Exercise description
Write out the material exactly. Do not include the pictures.

Available records
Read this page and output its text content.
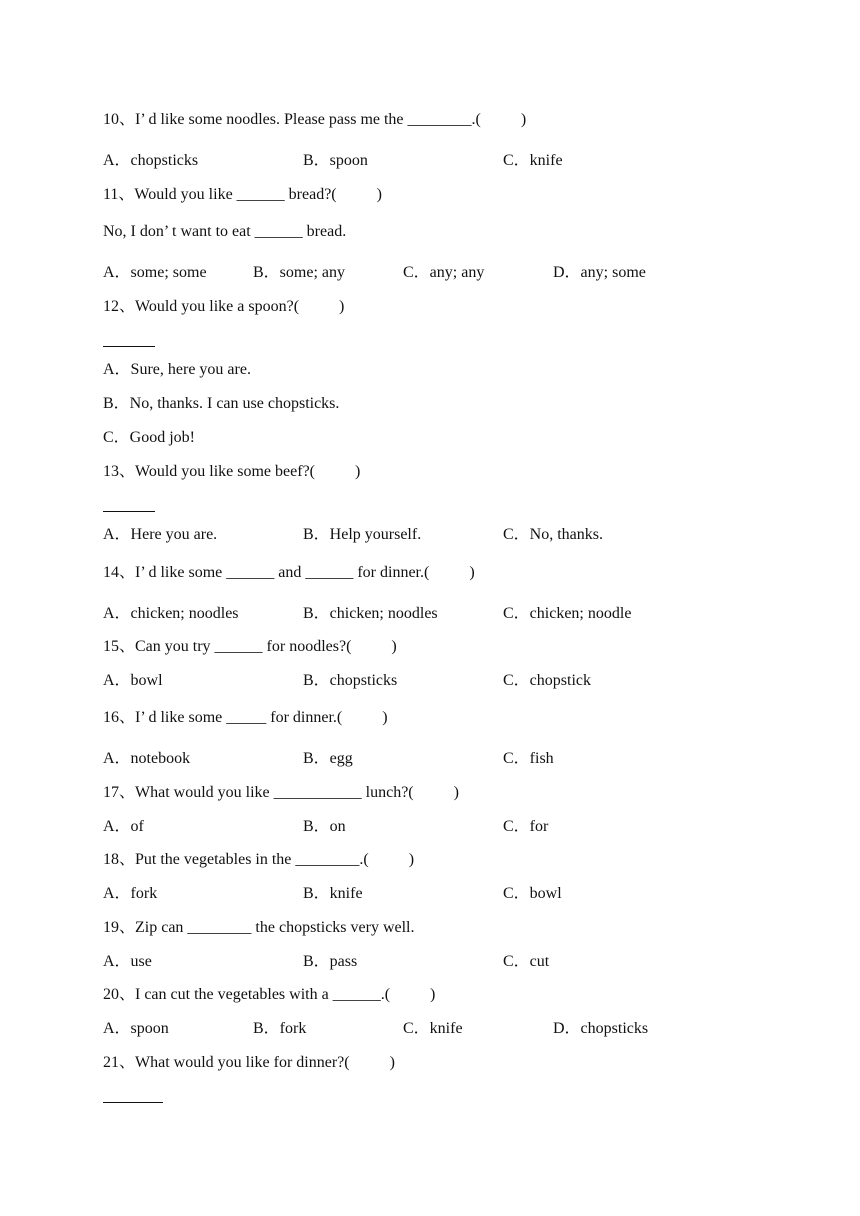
10、I’ d like some noodles. Please pass me the ________.(          )
A．chopsticks	B．spoon	C．knife
11、Would you like ______ bread?(          )
No, I don’ t want to eat ______ bread.
A．some; some	B．some; any	C．any; any	D．any; some
12、Would you like a spoon?(          )
A．Sure, here you are.
B．No, thanks. I can use chopsticks.
C．Good job!
13、Would you like some beef?(          )
A．Here you are.	B．Help yourself.	C．No, thanks.
14、I’ d like some ______ and ______ for dinner.(          )
A．chicken; noodles	B．chicken; noodles	C．chicken; noodle
15、Can you try ______ for noodles?(          )
A．bowl	B．chopsticks	C．chopstick
16、I’ d like some _____ for dinner.(          )
A．notebook	B．egg	C．fish
17、What would you like ___________ lunch?(          )
A．of	B．on	C．for
18、Put the vegetables in the ________.(          )
A．fork	B．knife	C．bowl
19、Zip can ________ the chopsticks very well.
A．use	B．pass	C．cut
20、I can cut the vegetables with a ______.(          )
A．spoon	B．fork	C．knife	D．chopsticks
21、What would you like for dinner?(          )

Result of the task
Read this page and output its text content.
10、I’ d like some noodles. Please pass me the ________.(          )
A．chopsticks	B．spoon	C．knife
11、Would you like ______ bread?(          )
No, I don’ t want to eat ______ bread.
A．some; some	B．some; any	C．any; any	D．any; some
12、Would you like a spoon?(          )
A．Sure, here you are.
B．No, thanks. I can use chopsticks.
C．Good job!
13、Would you like some beef?(          )
A．Here you are.	B．Help yourself.	C．No, thanks.
14、I’ d like some ______ and ______ for dinner.(          )
A．chicken; noodles	B．chicken; noodles	C．chicken; noodle
15、Can you try ______ for noodles?(          )
A．bowl	B．chopsticks	C．chopstick
16、I’ d like some _____ for dinner.(          )
A．notebook	B．egg	C．fish
17、What would you like ___________ lunch?(          )
A．of	B．on	C．for
18、Put the vegetables in the ________.(          )
A．fork	B．knife	C．bowl
19、Zip can ________ the chopsticks very well.
A．use	B．pass	C．cut
20、I can cut the vegetables with a ______.(          )
A．spoon	B．fork	C．knife	D．chopsticks
21、What would you like for dinner?(          )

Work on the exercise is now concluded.